Exercise text >>
= Beginning of Section =

I think the next few years will be pretty exciting, and hopefully see a narrowing of the gap between farms and consumers as we share what we do in new and engaging ways.

Nov 29

Buying Livestock Online?

Posted on Tuesday, November 29, 2016

Over the last year or so, I’ve been watching the rapid growth of livestock selling on line.  Now, on line selling is not actually a new concept.  In Australia we have had AuctionsPlus that is the largest online seller of livestock in the country.  AuctionsPlus was preceded by CALM – Computer Aided Livestock Marketing.

One of the great developments with the online livestock marketing has been the creation of objective terms to describe cattle and sheep.  The language we use to describe fatness and muscle score was a direct outcome from the move to sell livestock objectively, and more importantly digitally.

So to me, on line marketing of livestock is a standout for the agricultural industry.

I guess I’m not the only one to be excited by the opportunities that on line selling offers.  After all it’s a very inexpensive way to advertise.  You can advertise with pictures as well as written descriptions.  And now with the creation of Internet sites like Gum Tree, you can pretty much buy and sell anything!

At the same time, you only need to browse through Facebook to see any number of pages that range from “Buy, Sell or Swap” to specific pages selling livestock.  Now, I guess that’s not necessarily a bad thing.  At the end of the day, it’s a way for people to sell livestock in a manner that works best for them.  It also means you might find an opportunity to purchase something you’ve been looking for.

But just because you are selling or buying through Facebook or Gum Tree, you still have to ensure you comply with the legislation that exists around livestock sales and movements.

= End of Section =

Extracted entries >>
= Beginning of Section =

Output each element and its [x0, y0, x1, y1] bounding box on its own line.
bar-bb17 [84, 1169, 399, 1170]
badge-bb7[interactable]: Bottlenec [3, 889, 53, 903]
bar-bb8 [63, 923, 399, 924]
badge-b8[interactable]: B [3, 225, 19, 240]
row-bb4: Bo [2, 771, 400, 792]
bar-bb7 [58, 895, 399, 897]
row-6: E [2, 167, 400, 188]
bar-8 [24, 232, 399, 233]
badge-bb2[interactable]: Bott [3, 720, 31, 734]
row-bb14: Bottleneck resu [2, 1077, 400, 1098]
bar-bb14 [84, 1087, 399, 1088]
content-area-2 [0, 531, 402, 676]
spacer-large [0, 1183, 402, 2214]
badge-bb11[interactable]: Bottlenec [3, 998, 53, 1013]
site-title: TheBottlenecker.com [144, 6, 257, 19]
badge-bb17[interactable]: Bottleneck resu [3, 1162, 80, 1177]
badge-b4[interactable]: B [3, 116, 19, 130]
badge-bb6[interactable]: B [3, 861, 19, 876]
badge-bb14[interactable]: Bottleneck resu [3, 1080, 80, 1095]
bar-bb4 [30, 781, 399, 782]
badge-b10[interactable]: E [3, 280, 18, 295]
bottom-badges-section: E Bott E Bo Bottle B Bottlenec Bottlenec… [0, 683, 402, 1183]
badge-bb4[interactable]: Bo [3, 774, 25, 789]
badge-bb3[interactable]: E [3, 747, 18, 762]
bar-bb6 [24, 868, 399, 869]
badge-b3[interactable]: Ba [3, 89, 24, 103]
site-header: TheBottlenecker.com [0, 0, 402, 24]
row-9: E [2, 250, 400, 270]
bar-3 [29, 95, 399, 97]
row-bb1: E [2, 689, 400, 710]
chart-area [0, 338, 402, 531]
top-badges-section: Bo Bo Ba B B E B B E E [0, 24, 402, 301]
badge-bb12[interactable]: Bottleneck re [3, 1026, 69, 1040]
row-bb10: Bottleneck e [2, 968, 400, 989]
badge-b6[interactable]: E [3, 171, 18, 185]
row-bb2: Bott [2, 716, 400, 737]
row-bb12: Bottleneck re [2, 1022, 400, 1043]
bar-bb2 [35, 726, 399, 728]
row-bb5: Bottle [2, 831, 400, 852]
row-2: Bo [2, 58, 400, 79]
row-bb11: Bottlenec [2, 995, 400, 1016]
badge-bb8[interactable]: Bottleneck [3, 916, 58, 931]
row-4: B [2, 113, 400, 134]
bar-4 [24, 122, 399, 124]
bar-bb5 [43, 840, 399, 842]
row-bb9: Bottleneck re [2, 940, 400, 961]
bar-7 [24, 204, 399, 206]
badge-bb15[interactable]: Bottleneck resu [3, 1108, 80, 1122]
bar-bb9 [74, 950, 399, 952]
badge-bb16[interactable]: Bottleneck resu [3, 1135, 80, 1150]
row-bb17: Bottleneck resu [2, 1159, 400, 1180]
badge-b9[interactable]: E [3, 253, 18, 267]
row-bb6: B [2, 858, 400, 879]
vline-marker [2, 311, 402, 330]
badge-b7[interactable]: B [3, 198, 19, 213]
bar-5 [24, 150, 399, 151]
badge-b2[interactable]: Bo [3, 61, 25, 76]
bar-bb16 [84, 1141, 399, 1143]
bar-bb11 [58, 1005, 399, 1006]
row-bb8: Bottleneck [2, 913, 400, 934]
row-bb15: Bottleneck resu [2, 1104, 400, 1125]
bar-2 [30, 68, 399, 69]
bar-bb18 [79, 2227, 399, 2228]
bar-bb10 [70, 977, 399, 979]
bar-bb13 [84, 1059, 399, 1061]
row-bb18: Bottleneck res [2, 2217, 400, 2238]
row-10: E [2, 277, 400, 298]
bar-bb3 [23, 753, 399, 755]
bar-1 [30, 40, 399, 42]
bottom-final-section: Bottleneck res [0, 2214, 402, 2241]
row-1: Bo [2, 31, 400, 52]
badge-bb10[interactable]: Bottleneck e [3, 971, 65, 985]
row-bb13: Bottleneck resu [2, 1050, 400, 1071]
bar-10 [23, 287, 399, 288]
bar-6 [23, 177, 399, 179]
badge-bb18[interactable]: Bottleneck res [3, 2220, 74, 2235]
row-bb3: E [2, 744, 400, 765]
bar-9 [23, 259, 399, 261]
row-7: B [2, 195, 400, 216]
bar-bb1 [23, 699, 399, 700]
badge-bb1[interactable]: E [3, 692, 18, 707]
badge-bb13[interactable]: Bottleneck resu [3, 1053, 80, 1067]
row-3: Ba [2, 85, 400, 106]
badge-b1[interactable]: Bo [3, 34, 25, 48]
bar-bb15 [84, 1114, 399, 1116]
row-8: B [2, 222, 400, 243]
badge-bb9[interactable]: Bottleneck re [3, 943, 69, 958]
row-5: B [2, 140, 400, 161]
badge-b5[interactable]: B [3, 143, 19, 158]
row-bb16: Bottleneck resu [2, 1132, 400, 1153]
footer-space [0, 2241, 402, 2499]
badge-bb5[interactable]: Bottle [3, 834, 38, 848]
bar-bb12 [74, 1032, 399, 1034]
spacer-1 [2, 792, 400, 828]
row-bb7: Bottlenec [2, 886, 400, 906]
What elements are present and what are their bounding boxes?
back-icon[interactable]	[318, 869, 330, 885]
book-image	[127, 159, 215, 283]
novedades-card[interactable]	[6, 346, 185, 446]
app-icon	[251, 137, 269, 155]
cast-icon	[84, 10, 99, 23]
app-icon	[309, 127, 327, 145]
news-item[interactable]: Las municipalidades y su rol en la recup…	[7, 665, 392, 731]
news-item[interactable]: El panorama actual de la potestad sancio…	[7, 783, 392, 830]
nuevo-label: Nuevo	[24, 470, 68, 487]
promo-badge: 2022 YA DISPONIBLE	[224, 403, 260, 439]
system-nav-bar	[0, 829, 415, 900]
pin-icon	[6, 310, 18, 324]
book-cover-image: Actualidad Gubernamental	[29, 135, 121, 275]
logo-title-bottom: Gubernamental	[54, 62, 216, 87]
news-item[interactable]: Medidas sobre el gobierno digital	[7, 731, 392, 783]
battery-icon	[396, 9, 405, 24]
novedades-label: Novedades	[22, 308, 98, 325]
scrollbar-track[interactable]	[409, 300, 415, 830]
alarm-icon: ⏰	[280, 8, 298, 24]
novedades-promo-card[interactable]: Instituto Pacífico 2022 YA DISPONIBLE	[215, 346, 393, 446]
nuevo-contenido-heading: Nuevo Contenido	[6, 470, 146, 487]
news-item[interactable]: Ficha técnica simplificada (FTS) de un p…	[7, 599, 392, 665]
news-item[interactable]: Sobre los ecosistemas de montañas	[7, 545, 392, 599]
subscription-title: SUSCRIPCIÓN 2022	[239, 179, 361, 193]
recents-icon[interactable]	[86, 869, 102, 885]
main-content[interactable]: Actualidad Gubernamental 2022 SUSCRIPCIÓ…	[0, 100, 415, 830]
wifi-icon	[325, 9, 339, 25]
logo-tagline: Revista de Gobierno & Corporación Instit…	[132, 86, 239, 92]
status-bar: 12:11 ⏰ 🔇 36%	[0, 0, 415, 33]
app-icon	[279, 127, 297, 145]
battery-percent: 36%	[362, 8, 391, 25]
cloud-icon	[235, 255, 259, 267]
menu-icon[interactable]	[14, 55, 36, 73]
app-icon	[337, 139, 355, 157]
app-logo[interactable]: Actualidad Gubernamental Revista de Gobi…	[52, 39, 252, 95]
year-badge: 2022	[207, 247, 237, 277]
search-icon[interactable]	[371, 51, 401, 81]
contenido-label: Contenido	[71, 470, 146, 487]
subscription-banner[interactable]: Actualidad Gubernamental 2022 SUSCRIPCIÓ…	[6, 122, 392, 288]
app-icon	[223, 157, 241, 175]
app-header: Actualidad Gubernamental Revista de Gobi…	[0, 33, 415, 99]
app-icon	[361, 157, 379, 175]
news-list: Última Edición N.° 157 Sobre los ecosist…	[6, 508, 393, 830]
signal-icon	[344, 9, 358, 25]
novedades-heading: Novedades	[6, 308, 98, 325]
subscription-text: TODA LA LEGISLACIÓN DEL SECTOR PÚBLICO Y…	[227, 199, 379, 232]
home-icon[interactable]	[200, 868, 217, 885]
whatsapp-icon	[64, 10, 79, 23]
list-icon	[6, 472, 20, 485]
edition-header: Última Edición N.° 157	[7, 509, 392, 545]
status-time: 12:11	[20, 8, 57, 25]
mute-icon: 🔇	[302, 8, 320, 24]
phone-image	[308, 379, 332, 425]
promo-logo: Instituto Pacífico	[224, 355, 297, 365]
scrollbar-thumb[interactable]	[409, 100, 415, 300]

= End of Section =

Exercise tasks >>
(1) Name each website or system for selling livestock online that the post on buying livestock online mentions.
(2) Extend the post on buying livestock online, picking up after its last sentence.
The material above comes from a separate source.

Results of the tasks >>
(1)
- AuctionsPlus
- CALM (Computer Aided Livestock Marketing)
- Gum Tree
- Facebook

(2)
This means you need to ensure that you comply with the NLIS requirements.  So if you are buying animals, you will need to ensure that the animals are transferred on the NLIS database to your PIC.  If you are selling you have to make sure the animals are tagged with an approved NLIS tag and that you also must complete a current National Vendor Declaration (NVD).  Remember the NVD can be used as your Transported Stock Statement. 

These points are important to remember, particularly if you are a small or new producer.  However your animals are part of the industry, and so traceability is just as important regardless of buying on line from a Facebook page or through the sale yard system.  And in regards to transported stock statements, the legislation means police or stock inspectors have a duty to ask for yours.  So don’t get caught!

The other part of buying on line from various sites is for you to ensure you consider the risks to your business.  In the first instance you need to consider the usual issues of biosecurity. So think about quarantining new livestock to minimize the spread of weeds or parasites. 

I’d also think its pretty important you do your homework on just what it is that you are buying.  In the Auctions Plus system, you have the assurance that an accredited assessor describes all animals.  You can check their status, and if the animals don’t meet the description you can speak to Auctions Plus about the issue.  

In generic sales pages, you won’t have that fall back.  You really are making a choice to accept another person’s description.  So if the animal isn’t what you expect, is lighter, heavier, more stirry than you expected, you have no comeback.  That’s part of buyer beware and I guess it applies to any purchases we make.  But it’s important that you do the risk assessment first, cover all the options and then you can at least feel you’ve done as much as you can.

I reckon on line selling in all their forms, are going to be part of how we do business into the future.  So why not make the most of the opportunities.  Just don’t let the convenience of looking on line become complacency or laziness! If you do your homework and make sure you meet your obligations for identification, traceability and movement restrictions, then I reckon the online world can be another tool in your business toolbox.